»»

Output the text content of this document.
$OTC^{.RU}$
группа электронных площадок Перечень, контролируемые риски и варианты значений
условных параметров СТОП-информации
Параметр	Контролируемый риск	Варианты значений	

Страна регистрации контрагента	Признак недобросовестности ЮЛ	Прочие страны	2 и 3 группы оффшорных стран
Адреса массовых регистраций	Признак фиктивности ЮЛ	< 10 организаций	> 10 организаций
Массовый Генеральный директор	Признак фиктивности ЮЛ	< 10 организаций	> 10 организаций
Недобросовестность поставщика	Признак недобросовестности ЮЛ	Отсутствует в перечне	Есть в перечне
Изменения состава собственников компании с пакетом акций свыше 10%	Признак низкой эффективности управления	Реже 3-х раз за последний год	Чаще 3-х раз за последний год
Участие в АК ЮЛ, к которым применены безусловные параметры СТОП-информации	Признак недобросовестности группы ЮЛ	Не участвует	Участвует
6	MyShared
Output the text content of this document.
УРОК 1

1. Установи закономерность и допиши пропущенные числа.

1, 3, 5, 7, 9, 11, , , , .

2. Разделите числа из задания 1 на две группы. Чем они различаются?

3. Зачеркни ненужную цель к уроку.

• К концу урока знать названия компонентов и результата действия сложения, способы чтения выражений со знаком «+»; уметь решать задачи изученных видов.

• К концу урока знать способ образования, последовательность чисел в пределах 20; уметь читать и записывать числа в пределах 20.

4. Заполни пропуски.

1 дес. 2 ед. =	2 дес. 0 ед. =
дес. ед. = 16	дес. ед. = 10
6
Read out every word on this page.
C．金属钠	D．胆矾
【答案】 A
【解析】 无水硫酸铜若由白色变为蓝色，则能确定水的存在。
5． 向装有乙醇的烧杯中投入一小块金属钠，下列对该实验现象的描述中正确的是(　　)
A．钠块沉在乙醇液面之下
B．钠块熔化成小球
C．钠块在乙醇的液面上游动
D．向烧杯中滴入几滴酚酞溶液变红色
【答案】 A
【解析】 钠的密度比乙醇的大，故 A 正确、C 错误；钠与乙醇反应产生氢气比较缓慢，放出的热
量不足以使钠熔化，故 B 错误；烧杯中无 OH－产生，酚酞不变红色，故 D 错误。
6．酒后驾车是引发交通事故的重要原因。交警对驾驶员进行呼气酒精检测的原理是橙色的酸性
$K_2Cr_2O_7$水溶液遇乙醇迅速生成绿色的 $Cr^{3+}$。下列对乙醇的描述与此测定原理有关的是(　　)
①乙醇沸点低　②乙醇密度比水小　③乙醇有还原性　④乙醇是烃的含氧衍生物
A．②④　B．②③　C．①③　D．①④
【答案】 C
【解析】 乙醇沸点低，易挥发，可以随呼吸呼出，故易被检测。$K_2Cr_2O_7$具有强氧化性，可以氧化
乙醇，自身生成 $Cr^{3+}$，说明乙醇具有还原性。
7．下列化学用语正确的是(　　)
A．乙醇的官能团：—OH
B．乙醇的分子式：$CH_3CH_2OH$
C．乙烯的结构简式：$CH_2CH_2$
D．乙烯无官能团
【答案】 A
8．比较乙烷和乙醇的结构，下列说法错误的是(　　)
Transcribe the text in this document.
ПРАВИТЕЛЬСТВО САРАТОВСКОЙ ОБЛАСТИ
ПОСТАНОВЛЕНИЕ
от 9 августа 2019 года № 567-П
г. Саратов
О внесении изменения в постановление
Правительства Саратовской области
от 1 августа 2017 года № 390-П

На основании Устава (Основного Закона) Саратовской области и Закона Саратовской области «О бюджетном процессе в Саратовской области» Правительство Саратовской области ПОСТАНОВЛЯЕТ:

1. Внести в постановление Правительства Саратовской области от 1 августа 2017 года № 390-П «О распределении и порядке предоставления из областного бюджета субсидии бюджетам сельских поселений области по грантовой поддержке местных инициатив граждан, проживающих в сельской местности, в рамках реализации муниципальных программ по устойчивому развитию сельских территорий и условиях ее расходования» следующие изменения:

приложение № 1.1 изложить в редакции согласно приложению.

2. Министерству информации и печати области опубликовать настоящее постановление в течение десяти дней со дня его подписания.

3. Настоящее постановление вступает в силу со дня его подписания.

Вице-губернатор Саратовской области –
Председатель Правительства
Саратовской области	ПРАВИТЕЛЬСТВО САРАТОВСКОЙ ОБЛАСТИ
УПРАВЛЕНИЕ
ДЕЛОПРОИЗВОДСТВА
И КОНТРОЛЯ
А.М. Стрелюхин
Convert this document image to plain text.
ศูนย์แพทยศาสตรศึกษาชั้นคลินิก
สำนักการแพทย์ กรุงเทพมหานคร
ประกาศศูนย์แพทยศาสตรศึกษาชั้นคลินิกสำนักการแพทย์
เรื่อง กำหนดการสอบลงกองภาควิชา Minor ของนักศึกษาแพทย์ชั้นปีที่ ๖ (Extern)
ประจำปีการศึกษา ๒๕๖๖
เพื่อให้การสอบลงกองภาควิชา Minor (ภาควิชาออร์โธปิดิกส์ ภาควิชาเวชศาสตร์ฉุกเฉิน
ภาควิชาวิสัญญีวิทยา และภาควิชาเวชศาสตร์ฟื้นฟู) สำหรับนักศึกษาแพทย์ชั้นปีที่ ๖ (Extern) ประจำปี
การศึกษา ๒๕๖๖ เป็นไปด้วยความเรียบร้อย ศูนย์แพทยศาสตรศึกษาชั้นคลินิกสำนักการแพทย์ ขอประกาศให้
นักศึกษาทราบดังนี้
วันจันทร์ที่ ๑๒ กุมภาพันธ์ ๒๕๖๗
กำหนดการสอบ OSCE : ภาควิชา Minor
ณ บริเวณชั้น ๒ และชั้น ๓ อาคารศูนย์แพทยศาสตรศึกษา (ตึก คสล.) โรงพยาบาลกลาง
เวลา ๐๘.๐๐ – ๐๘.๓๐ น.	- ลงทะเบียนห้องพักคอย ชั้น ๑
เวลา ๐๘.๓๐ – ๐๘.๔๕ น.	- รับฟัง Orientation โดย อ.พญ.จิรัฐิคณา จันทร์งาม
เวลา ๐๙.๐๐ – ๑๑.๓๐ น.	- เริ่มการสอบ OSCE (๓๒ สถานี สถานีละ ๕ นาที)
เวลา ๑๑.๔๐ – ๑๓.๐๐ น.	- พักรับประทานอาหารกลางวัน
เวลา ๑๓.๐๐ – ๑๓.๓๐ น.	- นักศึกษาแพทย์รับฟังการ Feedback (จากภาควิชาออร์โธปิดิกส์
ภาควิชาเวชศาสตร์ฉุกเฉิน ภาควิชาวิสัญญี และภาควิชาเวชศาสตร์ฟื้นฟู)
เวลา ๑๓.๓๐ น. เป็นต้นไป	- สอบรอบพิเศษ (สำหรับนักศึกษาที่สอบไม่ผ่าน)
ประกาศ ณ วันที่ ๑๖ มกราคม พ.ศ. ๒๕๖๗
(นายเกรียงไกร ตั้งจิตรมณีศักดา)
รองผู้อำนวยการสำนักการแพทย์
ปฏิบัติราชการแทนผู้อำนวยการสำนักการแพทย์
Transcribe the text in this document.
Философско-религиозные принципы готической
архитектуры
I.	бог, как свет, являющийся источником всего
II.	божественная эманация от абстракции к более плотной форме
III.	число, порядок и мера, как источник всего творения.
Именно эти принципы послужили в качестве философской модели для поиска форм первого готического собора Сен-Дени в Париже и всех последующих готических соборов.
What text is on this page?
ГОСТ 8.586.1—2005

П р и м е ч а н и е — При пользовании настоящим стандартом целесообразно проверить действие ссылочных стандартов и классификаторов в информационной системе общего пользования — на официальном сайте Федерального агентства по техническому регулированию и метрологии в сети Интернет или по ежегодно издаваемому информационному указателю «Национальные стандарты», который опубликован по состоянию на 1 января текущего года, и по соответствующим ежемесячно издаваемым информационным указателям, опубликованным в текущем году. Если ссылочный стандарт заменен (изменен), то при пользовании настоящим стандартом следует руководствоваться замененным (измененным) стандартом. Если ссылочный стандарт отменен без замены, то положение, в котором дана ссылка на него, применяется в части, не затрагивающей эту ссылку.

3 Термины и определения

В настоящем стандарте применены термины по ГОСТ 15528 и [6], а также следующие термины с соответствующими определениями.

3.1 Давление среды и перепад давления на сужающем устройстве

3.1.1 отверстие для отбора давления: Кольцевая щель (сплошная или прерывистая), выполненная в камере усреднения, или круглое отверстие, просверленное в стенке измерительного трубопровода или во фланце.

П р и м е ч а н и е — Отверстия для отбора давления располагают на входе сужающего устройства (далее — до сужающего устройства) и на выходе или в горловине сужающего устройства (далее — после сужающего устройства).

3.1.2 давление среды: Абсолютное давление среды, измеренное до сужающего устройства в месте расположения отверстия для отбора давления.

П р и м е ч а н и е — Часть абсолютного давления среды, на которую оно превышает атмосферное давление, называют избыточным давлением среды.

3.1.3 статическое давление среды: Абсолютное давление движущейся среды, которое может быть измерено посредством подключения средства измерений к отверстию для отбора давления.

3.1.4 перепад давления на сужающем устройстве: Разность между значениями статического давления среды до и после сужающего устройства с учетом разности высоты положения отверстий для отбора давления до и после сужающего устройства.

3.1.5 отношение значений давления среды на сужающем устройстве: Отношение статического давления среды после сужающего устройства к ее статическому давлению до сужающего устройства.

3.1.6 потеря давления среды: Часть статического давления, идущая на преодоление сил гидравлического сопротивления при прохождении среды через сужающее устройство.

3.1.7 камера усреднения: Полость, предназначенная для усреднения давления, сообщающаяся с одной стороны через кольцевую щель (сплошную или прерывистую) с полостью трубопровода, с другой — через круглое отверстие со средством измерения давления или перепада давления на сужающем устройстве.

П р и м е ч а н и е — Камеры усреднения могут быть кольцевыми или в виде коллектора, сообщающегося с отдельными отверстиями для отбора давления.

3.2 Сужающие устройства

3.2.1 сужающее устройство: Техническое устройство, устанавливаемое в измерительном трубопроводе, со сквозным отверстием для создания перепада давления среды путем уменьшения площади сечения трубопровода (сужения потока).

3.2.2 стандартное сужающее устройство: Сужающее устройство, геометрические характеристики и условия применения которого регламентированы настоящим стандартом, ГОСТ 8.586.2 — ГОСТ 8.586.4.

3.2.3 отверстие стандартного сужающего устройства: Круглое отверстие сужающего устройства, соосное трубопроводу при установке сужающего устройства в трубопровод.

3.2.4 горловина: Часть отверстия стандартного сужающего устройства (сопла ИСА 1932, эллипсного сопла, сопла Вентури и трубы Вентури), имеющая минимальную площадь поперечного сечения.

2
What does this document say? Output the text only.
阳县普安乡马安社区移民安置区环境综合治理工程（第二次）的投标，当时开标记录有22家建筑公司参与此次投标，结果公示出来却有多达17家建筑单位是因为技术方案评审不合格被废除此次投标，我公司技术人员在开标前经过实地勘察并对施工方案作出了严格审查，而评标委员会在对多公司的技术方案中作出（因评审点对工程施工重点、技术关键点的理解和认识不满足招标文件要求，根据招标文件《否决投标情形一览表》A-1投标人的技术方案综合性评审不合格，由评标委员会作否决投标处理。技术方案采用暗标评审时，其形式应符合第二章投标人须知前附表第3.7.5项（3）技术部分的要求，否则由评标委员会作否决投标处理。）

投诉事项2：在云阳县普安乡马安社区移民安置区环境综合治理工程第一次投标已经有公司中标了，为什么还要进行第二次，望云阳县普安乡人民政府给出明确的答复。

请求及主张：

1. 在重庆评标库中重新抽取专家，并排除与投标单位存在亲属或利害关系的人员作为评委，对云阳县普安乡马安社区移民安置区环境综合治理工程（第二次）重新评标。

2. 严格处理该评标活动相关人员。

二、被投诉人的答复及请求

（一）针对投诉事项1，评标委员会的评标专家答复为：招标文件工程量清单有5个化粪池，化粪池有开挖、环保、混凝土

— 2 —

««

## Exercise task
Check each line of the records for the word "ชาออร", and show the lines that contain it.

## Answer for this exercise
เพื่อให้การสอบลงกองภาควิชา Minor (ภาควิชาออร์โธปิดิกส์ ภาควิชาเวชศาสตร์ฉุกเฉิน
เวลา ๑๓.๐๐ – ๑๓.๓๐ น.	- นักศึกษาแพทย์รับฟังการ Feedback (จากภาควิชาออร์โธปิดิกส์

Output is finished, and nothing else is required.